→ WHAT THE EXERCISE ASKS:
Your task is to print the material below exactly as presented.

→ INPUT MATERIAL:
* start *
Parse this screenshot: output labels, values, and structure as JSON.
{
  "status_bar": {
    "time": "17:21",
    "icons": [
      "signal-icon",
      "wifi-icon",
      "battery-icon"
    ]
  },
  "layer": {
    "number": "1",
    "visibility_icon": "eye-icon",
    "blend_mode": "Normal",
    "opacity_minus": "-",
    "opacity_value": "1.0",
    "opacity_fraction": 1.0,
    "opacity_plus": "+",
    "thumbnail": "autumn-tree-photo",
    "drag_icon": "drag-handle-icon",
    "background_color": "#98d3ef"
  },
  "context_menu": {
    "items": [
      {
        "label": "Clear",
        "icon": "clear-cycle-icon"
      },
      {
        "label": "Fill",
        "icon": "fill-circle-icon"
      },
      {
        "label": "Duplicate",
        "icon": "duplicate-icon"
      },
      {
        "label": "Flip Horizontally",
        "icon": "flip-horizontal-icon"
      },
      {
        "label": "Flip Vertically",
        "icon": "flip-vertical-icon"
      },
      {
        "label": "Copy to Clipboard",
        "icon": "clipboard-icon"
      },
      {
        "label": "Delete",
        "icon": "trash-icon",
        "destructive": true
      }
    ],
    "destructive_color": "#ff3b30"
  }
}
* end *
→ RESULT FOR THIS EXERCISE:
Parse this screenshot: output labels, values, and structure as JSON.
{
  "status_bar": {
    "time": "17:21",
    "icons": [
      "signal-icon",
      "wifi-icon",
      "battery-icon"
    ]
  },
  "layer": {
    "number": "1",
    "visibility_icon": "eye-icon",
    "blend_mode": "Normal",
    "opacity_minus": "-",
    "opacity_value": "1.0",
    "opacity_fraction": 1.0,
    "opacity_plus": "+",
    "thumbnail": "autumn-tree-photo",
    "drag_icon": "drag-handle-icon",
    "background_color": "#98d3ef"
  },
  "context_menu": {
    "items": [
      {
        "label": "Clear",
        "icon": "clear-cycle-icon"
      },
      {
        "label": "Fill",
        "icon": "fill-circle-icon"
      },
      {
        "label": "Duplicate",
        "icon": "duplicate-icon"
      },
      {
        "label": "Flip Horizontally",
        "icon": "flip-horizontal-icon"
      },
      {
        "label": "Flip Vertically",
        "icon": "flip-vertical-icon"
      },
      {
        "label": "Copy to Clipboard",
        "icon": "clipboard-icon"
      },
      {
        "label": "Delete",
        "icon": "trash-icon",
        "destructive": true
      }
    ],
    "destructive_color": "#ff3b30"
  }
}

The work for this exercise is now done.